* _Data extracted from a collection_
_ _ _
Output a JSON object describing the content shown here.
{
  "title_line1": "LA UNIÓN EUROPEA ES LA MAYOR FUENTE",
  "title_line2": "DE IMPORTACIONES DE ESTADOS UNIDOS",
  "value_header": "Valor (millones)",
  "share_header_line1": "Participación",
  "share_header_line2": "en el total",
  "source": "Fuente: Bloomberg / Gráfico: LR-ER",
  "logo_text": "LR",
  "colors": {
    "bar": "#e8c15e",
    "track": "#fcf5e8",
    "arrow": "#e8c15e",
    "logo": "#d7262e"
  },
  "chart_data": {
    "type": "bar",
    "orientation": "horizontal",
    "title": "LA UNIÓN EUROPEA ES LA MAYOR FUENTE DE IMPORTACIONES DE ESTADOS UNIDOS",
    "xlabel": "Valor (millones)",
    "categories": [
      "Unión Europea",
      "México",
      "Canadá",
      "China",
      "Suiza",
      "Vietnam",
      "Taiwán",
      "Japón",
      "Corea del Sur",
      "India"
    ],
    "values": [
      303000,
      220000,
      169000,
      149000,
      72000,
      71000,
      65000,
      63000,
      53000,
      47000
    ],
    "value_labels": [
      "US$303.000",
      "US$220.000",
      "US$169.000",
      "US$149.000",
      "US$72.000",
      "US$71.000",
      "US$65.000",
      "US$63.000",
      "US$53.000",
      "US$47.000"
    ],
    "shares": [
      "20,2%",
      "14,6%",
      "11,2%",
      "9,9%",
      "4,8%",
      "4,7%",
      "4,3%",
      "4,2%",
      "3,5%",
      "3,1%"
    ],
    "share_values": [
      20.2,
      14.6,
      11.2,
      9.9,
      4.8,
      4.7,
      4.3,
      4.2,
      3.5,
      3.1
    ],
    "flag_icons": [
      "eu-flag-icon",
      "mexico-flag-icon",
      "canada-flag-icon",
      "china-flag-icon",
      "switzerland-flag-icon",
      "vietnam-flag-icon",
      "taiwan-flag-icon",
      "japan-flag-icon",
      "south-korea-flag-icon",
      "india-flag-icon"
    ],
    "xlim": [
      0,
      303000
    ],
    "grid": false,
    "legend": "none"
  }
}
_ _ _
* _WORK TO COMPLETE_
In the lines above, locate the string "millones". Copy every line where it occurs.

* _OUTPUT FOR THIS EXERCISE_
  "value_header": "Valor (millones)",
    "xlabel": "Valor (millones)",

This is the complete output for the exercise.